----- Provided information
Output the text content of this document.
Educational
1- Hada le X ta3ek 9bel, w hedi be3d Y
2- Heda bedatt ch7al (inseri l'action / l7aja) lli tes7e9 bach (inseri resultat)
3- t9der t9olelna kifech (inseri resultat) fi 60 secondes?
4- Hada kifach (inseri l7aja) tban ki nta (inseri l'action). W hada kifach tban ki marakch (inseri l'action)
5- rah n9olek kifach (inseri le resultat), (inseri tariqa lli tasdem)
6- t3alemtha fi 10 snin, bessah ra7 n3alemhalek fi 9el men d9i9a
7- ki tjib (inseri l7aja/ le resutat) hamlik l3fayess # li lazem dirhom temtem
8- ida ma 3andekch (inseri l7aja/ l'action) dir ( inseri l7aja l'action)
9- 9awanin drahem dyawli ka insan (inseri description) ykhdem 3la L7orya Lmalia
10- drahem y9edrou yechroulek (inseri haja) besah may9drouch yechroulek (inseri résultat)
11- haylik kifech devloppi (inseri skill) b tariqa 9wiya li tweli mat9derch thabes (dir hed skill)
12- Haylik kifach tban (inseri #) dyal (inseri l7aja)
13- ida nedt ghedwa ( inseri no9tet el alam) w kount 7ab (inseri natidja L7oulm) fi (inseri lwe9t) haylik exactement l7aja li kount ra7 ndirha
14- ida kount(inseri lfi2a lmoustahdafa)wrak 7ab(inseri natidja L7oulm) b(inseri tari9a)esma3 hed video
----------
__Task statement__
Each line above must be reproduced exactly as it stands.

__Task response__
Output the text content of this document.
Educational
1- Hada le X ta3ek 9bel, w hedi be3d Y
2- Heda bedatt ch7al (inseri l'action / l7aja) lli tes7e9 bach (inseri resultat)
3- t9der t9olelna kifech (inseri resultat) fi 60 secondes?
4- Hada kifach (inseri l7aja) tban ki nta (inseri l'action). W hada kifach tban ki marakch (inseri l'action)
5- rah n9olek kifach (inseri le resultat), (inseri tariqa lli tasdem)
6- t3alemtha fi 10 snin, bessah ra7 n3alemhalek fi 9el men d9i9a
7- ki tjib (inseri l7aja/ le resutat) hamlik l3fayess # li lazem dirhom temtem
8- ida ma 3andekch (inseri l7aja/ l'action) dir ( inseri l7aja l'action)
9- 9awanin drahem dyawli ka insan (inseri description) ykhdem 3la L7orya Lmalia
10- drahem y9edrou yechroulek (inseri haja) besah may9drouch yechroulek (inseri résultat)
11- haylik kifech devloppi (inseri skill) b tariqa 9wiya li tweli mat9derch thabes (dir hed skill)
12- Haylik kifach tban (inseri #) dyal (inseri l7aja)
13- ida nedt ghedwa ( inseri no9tet el alam) w kount 7ab (inseri natidja L7oulm) fi (inseri lwe9t) haylik exactement l7aja li kount ra7 ndirha
14- ida kount(inseri lfi2a lmoustahdafa)wrak 7ab(inseri natidja L7oulm) b(inseri tari9a)esma3 hed video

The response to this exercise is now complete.